What this task involves
Collect all lines below with the string "Setup".

Extracted records
<<<<

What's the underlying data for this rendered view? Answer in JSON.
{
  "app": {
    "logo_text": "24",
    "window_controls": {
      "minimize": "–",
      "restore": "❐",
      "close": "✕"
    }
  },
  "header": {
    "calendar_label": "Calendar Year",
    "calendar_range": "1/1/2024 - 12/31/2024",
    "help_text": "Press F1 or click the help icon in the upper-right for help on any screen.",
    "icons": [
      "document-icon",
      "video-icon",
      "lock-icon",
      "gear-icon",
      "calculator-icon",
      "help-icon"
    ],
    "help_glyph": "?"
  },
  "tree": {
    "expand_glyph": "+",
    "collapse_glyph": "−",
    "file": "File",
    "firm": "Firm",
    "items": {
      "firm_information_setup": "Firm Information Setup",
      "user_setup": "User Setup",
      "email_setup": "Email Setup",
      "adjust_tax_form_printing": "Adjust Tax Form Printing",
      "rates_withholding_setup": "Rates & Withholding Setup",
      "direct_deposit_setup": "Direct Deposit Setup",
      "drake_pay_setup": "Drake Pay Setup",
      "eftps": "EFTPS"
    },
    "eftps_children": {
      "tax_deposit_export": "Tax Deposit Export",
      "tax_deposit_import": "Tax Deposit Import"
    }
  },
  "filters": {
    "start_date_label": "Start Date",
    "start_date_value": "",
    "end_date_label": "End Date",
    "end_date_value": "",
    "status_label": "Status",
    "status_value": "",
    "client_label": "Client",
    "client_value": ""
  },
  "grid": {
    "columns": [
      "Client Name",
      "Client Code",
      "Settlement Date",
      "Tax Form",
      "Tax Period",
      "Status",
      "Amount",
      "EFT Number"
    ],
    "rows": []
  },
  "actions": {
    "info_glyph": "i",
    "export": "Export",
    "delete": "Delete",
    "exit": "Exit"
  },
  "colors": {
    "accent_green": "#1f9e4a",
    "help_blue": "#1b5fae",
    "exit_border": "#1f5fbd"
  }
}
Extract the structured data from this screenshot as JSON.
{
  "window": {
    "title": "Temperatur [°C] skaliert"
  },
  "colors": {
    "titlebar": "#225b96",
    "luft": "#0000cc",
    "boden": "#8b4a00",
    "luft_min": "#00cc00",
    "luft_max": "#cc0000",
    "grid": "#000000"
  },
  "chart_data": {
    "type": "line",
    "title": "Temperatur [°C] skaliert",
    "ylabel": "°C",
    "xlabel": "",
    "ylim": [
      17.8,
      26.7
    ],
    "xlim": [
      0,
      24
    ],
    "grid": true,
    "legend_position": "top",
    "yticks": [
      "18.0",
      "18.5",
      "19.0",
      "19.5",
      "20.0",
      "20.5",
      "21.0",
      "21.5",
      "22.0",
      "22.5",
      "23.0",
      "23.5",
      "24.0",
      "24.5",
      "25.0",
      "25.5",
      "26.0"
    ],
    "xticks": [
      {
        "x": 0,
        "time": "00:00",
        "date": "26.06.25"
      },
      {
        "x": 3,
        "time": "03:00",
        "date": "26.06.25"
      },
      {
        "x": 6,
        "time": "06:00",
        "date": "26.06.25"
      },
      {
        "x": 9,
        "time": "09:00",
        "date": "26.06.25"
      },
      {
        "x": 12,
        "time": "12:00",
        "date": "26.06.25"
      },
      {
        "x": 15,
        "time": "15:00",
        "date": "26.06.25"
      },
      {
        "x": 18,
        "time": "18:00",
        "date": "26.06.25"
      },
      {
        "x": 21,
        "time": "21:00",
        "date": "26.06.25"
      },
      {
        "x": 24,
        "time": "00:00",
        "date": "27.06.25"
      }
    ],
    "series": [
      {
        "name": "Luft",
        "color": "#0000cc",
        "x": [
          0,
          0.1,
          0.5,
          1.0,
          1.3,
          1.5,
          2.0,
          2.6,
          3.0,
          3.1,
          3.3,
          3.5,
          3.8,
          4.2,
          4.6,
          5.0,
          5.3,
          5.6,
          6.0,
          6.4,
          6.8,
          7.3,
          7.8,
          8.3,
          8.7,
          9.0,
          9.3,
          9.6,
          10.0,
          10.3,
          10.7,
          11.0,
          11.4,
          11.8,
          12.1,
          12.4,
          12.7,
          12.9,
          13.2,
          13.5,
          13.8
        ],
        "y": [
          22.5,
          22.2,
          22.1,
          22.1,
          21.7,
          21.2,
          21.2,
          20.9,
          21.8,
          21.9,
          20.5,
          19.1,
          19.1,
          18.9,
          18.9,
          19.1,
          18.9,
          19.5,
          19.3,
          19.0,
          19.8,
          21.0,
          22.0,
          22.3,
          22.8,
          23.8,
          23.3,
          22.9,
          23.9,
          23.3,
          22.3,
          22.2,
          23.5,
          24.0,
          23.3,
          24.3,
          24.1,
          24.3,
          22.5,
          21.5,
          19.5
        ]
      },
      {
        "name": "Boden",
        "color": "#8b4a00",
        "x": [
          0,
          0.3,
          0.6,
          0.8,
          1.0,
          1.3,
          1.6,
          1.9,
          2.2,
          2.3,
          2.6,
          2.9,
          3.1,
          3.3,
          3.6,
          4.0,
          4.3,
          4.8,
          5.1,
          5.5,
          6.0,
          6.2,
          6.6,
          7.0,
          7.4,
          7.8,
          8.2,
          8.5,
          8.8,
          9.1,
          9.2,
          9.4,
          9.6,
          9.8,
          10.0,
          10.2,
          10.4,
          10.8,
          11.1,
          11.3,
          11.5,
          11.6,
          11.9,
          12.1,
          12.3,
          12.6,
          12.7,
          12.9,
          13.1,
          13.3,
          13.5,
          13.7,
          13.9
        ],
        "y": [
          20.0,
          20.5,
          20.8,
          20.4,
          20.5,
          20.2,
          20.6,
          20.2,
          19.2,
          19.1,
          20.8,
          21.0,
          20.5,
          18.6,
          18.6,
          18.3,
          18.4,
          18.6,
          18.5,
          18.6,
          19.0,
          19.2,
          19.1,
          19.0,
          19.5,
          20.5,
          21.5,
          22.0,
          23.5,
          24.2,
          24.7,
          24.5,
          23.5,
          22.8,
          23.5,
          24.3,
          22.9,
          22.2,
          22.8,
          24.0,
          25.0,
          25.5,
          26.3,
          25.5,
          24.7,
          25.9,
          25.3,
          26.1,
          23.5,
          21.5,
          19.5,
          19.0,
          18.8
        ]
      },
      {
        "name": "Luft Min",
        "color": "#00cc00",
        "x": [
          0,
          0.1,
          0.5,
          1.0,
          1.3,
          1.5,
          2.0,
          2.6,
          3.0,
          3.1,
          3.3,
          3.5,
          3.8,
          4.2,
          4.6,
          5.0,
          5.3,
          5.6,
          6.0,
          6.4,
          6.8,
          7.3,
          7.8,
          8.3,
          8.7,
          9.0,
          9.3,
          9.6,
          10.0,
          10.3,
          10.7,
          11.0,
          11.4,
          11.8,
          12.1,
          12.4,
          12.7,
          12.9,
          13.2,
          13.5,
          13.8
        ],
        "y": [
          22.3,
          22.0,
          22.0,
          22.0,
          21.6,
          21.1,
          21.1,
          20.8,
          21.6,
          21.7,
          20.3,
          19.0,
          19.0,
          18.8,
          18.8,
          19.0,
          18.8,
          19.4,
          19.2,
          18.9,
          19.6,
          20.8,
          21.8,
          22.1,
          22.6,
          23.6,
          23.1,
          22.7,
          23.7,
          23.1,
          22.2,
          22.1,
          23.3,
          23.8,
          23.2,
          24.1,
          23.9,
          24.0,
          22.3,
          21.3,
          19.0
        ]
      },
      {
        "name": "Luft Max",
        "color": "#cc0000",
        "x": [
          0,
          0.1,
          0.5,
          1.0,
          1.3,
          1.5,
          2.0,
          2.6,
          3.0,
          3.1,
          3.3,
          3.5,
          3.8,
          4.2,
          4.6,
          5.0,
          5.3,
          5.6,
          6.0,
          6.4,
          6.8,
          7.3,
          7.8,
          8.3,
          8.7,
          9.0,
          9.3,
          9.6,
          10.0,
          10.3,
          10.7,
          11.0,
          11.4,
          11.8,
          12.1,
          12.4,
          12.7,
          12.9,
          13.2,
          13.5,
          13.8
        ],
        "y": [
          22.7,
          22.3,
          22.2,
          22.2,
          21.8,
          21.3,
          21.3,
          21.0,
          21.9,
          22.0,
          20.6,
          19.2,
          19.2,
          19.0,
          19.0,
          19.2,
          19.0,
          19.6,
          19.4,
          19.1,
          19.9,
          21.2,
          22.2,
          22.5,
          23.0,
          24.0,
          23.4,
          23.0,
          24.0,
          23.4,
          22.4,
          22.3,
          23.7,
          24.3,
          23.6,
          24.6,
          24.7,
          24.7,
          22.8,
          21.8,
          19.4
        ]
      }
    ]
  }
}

>>>>

Reply to the task
      "firm_information_setup": "Firm Information Setup",
      "user_setup": "User Setup",
      "email_setup": "Email Setup",
      "rates_withholding_setup": "Rates & Withholding Setup",
      "direct_deposit_setup": "Direct Deposit Setup",
      "drake_pay_setup": "Drake Pay Setup",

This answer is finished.